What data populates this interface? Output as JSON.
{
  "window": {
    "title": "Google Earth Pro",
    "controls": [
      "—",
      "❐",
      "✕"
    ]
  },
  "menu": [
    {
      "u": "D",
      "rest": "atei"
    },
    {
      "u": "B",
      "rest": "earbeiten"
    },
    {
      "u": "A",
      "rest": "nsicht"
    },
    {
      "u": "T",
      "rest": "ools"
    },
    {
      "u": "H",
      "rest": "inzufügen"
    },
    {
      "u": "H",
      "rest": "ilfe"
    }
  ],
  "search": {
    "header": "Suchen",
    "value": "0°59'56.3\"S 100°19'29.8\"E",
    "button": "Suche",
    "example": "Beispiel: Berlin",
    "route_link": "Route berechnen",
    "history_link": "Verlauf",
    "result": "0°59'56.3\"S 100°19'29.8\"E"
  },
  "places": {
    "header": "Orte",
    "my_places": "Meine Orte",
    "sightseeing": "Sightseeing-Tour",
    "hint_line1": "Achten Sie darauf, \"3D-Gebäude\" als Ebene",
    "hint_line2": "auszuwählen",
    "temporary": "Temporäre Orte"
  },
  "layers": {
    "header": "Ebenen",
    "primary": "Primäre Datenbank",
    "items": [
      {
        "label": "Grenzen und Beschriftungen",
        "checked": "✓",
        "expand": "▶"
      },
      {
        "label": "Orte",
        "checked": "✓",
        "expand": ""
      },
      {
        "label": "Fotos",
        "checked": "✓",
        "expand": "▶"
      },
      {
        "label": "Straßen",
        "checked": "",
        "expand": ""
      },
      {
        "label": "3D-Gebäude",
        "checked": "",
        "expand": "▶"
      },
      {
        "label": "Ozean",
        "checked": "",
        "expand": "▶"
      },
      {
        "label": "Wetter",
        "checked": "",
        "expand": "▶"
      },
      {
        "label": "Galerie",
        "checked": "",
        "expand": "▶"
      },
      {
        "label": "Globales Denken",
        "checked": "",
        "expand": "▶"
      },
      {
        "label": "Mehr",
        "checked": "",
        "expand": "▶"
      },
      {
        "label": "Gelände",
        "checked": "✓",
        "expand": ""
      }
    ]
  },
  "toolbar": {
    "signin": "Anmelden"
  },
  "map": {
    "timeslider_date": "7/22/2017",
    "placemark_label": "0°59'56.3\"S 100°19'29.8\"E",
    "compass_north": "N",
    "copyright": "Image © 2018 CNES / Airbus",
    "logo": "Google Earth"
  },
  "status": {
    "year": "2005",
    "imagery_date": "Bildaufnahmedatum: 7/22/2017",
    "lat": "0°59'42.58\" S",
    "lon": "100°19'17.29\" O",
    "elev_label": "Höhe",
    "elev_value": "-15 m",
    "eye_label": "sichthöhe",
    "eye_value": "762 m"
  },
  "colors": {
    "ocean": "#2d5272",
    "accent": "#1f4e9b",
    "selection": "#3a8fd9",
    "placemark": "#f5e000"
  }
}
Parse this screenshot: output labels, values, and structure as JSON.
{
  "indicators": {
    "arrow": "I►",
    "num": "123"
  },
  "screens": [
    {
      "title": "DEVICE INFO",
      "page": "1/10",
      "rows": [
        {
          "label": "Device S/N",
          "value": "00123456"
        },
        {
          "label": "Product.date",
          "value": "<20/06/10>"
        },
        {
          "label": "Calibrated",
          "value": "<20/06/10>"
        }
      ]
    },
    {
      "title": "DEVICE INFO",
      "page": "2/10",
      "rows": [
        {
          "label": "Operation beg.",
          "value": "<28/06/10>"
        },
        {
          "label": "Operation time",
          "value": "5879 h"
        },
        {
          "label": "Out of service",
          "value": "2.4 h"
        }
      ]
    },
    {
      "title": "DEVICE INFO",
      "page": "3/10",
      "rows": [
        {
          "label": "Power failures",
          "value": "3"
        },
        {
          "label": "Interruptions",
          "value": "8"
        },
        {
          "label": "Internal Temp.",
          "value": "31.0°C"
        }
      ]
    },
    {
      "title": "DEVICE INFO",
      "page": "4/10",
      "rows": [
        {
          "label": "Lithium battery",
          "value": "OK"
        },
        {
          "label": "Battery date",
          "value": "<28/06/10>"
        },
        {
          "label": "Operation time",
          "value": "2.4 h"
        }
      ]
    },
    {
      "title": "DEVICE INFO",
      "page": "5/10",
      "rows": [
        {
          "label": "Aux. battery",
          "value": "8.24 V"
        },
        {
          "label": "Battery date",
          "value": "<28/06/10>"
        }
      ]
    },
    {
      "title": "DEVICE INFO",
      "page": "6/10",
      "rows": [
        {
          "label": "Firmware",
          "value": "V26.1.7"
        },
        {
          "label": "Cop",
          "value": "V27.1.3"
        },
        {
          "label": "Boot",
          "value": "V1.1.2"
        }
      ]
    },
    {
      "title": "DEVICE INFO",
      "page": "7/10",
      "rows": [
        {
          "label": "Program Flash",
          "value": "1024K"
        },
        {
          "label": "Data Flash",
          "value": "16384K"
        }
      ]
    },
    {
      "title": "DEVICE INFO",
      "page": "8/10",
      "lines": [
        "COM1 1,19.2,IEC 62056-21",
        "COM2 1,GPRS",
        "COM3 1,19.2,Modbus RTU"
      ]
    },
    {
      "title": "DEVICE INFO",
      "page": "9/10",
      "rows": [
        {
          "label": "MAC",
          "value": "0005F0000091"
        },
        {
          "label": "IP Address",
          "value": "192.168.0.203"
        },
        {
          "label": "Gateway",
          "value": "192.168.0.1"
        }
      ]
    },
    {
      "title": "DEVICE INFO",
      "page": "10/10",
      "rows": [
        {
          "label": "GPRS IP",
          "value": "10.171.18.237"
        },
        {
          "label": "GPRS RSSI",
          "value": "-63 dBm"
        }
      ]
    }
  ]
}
**********
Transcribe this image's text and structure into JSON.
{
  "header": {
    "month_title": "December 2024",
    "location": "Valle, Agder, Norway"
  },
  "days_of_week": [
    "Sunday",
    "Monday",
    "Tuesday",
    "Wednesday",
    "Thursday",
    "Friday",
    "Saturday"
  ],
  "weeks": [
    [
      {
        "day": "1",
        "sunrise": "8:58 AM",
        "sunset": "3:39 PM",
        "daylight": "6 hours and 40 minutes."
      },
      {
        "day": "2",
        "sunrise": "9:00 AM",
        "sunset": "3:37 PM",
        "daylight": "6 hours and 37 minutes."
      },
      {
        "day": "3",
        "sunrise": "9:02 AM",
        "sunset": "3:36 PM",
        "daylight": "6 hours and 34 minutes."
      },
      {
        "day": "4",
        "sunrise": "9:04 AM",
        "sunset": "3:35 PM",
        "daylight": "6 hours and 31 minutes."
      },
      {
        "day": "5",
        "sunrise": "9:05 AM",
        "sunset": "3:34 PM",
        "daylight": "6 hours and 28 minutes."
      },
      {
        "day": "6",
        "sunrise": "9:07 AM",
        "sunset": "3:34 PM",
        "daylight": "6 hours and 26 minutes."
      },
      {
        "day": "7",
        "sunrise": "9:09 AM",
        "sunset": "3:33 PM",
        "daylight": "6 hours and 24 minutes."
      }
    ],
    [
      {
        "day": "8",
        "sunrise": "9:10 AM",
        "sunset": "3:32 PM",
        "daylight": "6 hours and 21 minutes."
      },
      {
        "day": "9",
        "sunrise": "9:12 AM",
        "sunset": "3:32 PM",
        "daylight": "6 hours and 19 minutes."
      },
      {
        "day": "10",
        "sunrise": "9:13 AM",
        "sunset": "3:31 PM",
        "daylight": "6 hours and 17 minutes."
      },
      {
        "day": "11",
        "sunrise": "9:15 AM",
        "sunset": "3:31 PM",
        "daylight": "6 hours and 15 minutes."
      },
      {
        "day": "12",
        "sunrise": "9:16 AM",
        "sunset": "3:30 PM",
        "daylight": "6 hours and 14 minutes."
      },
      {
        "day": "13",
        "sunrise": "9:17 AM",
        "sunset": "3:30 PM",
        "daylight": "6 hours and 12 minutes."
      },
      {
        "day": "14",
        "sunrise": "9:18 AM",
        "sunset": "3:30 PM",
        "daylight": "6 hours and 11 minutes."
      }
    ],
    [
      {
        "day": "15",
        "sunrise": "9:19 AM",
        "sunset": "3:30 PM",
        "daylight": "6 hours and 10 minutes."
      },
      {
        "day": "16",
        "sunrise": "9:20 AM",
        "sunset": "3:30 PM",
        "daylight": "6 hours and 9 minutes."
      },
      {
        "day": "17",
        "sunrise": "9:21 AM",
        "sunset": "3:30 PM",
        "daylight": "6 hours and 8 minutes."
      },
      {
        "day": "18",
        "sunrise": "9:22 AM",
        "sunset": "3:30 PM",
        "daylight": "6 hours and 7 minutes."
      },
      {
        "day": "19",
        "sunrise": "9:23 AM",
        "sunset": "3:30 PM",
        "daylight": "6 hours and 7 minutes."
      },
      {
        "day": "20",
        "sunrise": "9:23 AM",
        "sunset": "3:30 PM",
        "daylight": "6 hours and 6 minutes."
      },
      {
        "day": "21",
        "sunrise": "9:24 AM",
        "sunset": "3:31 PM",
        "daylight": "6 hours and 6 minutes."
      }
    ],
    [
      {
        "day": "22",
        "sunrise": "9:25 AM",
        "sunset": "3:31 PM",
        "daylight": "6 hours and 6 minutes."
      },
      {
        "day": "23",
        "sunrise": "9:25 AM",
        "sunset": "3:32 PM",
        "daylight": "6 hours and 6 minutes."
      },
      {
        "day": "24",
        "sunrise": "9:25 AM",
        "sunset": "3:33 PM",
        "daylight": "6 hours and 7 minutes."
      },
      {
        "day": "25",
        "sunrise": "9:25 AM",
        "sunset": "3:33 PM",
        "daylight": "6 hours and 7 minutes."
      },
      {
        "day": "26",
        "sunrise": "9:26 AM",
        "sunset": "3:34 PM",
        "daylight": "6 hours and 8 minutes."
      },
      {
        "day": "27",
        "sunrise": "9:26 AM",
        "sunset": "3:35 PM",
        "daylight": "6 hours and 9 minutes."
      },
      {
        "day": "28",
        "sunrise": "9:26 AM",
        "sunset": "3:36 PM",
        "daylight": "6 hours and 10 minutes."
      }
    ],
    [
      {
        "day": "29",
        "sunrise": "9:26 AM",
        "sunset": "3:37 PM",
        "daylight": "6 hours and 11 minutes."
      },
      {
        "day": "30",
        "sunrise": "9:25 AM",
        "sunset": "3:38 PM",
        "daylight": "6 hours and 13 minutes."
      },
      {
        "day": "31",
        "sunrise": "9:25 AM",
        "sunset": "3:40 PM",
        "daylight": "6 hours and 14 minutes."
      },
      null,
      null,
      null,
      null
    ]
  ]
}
**********
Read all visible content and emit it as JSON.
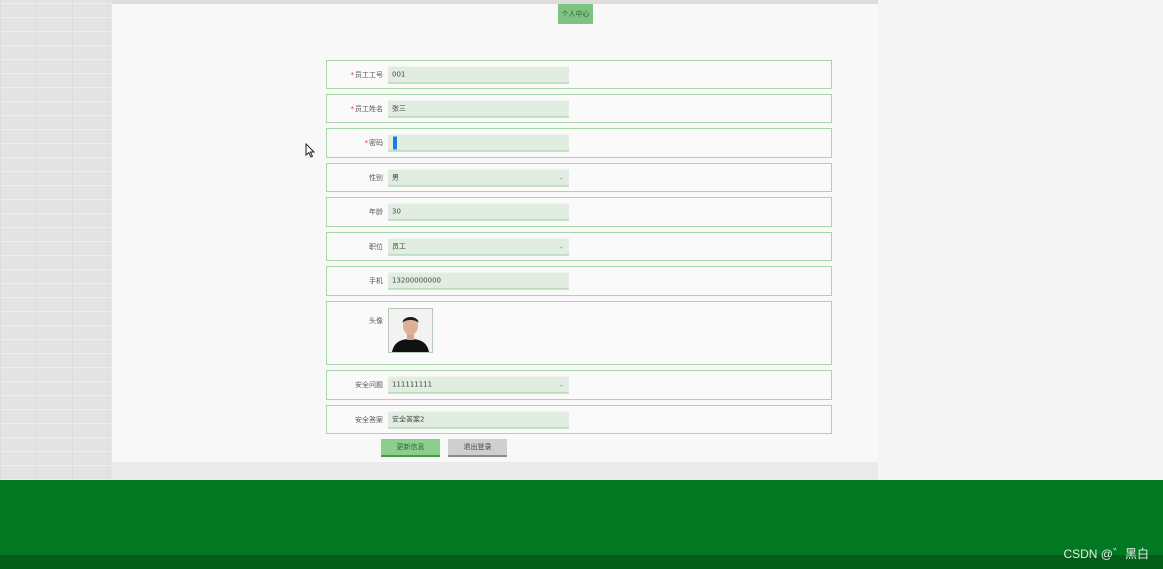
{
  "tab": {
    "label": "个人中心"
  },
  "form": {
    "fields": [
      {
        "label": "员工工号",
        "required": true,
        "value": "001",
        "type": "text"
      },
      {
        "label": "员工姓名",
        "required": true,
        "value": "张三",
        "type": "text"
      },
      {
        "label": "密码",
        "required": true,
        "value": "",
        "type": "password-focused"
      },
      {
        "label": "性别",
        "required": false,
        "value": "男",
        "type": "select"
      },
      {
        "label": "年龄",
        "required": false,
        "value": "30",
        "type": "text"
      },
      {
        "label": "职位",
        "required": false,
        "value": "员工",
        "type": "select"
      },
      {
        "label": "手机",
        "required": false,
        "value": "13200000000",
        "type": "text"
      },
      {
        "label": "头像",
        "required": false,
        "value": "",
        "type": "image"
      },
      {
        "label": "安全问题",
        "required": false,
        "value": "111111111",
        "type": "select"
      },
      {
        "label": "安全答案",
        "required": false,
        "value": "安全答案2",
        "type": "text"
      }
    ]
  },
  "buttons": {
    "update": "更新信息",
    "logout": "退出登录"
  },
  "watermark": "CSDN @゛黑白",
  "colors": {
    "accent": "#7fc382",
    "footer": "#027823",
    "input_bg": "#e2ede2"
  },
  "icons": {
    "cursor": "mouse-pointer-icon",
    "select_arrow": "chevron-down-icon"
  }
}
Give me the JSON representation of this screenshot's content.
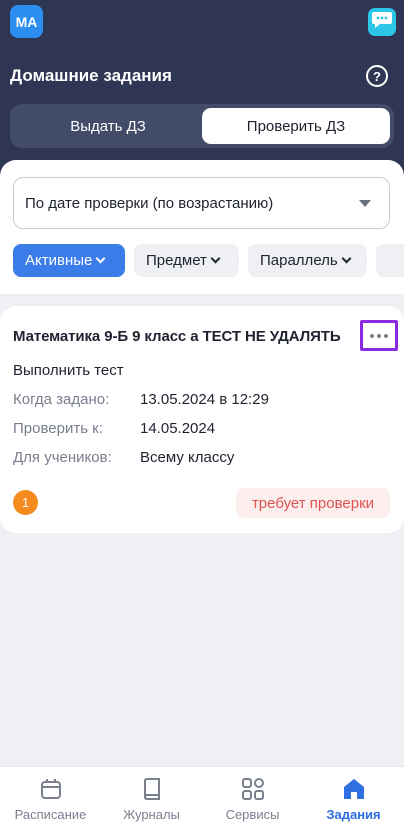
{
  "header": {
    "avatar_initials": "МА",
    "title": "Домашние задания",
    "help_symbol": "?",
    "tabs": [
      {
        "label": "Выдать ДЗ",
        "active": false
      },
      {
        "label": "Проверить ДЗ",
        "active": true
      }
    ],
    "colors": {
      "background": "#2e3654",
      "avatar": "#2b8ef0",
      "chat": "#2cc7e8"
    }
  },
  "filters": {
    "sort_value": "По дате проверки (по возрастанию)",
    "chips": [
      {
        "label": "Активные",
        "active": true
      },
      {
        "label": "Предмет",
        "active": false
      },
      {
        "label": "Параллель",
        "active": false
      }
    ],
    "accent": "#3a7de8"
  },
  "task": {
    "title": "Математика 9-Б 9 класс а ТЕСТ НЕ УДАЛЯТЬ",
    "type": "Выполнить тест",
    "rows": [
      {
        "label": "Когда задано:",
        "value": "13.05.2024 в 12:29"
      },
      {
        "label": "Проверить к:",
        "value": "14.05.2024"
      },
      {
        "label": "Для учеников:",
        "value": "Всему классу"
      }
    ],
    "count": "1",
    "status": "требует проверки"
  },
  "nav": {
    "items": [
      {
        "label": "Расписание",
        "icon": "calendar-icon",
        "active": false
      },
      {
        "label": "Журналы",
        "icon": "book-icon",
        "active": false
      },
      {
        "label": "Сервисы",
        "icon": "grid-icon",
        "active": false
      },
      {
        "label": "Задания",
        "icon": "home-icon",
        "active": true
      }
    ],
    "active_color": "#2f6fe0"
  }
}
**********
### Your instructions
Your answer should be a single number: the count of lines in these records that hold the string "structure".

### Result of this exercise
2